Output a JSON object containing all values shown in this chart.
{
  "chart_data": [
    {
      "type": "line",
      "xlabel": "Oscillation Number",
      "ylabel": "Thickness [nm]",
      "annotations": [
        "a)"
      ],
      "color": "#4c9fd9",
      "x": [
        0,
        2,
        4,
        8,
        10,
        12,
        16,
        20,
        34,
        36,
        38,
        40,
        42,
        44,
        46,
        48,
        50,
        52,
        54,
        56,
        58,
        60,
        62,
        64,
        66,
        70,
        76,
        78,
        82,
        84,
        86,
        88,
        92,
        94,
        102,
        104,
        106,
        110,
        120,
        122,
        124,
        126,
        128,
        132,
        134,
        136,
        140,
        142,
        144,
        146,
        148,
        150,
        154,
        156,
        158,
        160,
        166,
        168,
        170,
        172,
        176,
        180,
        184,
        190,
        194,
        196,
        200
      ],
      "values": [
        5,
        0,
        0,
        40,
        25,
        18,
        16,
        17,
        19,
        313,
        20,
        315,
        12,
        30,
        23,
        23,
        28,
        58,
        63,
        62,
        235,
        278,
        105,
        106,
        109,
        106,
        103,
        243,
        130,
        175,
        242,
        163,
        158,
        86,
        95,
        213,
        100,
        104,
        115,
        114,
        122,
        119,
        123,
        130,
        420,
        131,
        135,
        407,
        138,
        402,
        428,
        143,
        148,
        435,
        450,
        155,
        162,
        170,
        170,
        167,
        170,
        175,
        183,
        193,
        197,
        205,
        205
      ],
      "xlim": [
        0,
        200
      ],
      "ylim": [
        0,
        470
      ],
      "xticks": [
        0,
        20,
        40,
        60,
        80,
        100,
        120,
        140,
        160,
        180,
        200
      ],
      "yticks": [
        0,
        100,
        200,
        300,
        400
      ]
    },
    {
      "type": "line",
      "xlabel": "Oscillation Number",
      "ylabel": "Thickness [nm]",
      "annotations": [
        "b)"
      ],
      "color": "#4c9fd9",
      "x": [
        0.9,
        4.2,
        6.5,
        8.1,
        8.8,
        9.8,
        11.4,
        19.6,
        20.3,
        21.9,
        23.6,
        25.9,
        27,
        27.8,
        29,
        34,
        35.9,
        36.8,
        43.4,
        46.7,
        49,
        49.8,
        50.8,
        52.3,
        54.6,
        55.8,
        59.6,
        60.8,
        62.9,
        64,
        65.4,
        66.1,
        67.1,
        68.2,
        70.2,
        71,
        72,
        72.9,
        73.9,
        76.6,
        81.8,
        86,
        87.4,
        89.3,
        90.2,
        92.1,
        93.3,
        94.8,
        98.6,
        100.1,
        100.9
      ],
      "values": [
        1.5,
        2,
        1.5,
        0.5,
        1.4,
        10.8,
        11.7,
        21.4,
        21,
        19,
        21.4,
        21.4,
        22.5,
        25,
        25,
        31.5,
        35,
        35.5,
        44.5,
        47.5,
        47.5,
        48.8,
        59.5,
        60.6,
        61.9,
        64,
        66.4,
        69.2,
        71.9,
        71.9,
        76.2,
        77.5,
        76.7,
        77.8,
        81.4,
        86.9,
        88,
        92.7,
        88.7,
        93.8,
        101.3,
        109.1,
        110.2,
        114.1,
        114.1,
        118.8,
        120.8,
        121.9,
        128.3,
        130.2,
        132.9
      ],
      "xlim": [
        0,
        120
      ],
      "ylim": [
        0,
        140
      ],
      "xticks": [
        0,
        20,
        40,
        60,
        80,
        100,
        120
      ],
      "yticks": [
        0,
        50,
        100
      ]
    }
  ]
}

_ _ _ _ _ _ _

**Instructions for the task:**
Each line of the listing should be echoed back exactly.

**Response to the task:**
Output a JSON object containing all values shown in this chart.
{
  "chart_data": [
    {
      "type": "line",
      "xlabel": "Oscillation Number",
      "ylabel": "Thickness [nm]",
      "annotations": [
        "a)"
      ],
      "color": "#4c9fd9",
      "x": [
        0,
        2,
        4,
        8,
        10,
        12,
        16,
        20,
        34,
        36,
        38,
        40,
        42,
        44,
        46,
        48,
        50,
        52,
        54,
        56,
        58,
        60,
        62,
        64,
        66,
        70,
        76,
        78,
        82,
        84,
        86,
        88,
        92,
        94,
        102,
        104,
        106,
        110,
        120,
        122,
        124,
        126,
        128,
        132,
        134,
        136,
        140,
        142,
        144,
        146,
        148,
        150,
        154,
        156,
        158,
        160,
        166,
        168,
        170,
        172,
        176,
        180,
        184,
        190,
        194,
        196,
        200
      ],
      "values": [
        5,
        0,
        0,
        40,
        25,
        18,
        16,
        17,
        19,
        313,
        20,
        315,
        12,
        30,
        23,
        23,
        28,
        58,
        63,
        62,
        235,
        278,
        105,
        106,
        109,
        106,
        103,
        243,
        130,
        175,
        242,
        163,
        158,
        86,
        95,
        213,
        100,
        104,
        115,
        114,
        122,
        119,
        123,
        130,
        420,
        131,
        135,
        407,
        138,
        402,
        428,
        143,
        148,
        435,
        450,
        155,
        162,
        170,
        170,
        167,
        170,
        175,
        183,
        193,
        197,
        205,
        205
      ],
      "xlim": [
        0,
        200
      ],
      "ylim": [
        0,
        470
      ],
      "xticks": [
        0,
        20,
        40,
        60,
        80,
        100,
        120,
        140,
        160,
        180,
        200
      ],
      "yticks": [
        0,
        100,
        200,
        300,
        400
      ]
    },
    {
      "type": "line",
      "xlabel": "Oscillation Number",
      "ylabel": "Thickness [nm]",
      "annotations": [
        "b)"
      ],
      "color": "#4c9fd9",
      "x": [
        0.9,
        4.2,
        6.5,
        8.1,
        8.8,
        9.8,
        11.4,
        19.6,
        20.3,
        21.9,
        23.6,
        25.9,
        27,
        27.8,
        29,
        34,
        35.9,
        36.8,
        43.4,
        46.7,
        49,
        49.8,
        50.8,
        52.3,
        54.6,
        55.8,
        59.6,
        60.8,
        62.9,
        64,
        65.4,
        66.1,
        67.1,
        68.2,
        70.2,
        71,
        72,
        72.9,
        73.9,
        76.6,
        81.8,
        86,
        87.4,
        89.3,
        90.2,
        92.1,
        93.3,
        94.8,
        98.6,
        100.1,
        100.9
      ],
      "values": [
        1.5,
        2,
        1.5,
        0.5,
        1.4,
        10.8,
        11.7,
        21.4,
        21,
        19,
        21.4,
        21.4,
        22.5,
        25,
        25,
        31.5,
        35,
        35.5,
        44.5,
        47.5,
        47.5,
        48.8,
        59.5,
        60.6,
        61.9,
        64,
        66.4,
        69.2,
        71.9,
        71.9,
        76.2,
        77.5,
        76.7,
        77.8,
        81.4,
        86.9,
        88,
        92.7,
        88.7,
        93.8,
        101.3,
        109.1,
        110.2,
        114.1,
        114.1,
        118.8,
        120.8,
        121.9,
        128.3,
        130.2,
        132.9
      ],
      "xlim": [
        0,
        120
      ],
      "ylim": [
        0,
        140
      ],
      "xticks": [
        0,
        20,
        40,
        60,
        80,
        100,
        120
      ],
      "yticks": [
        0,
        50,
        100
      ]
    }
  ]
}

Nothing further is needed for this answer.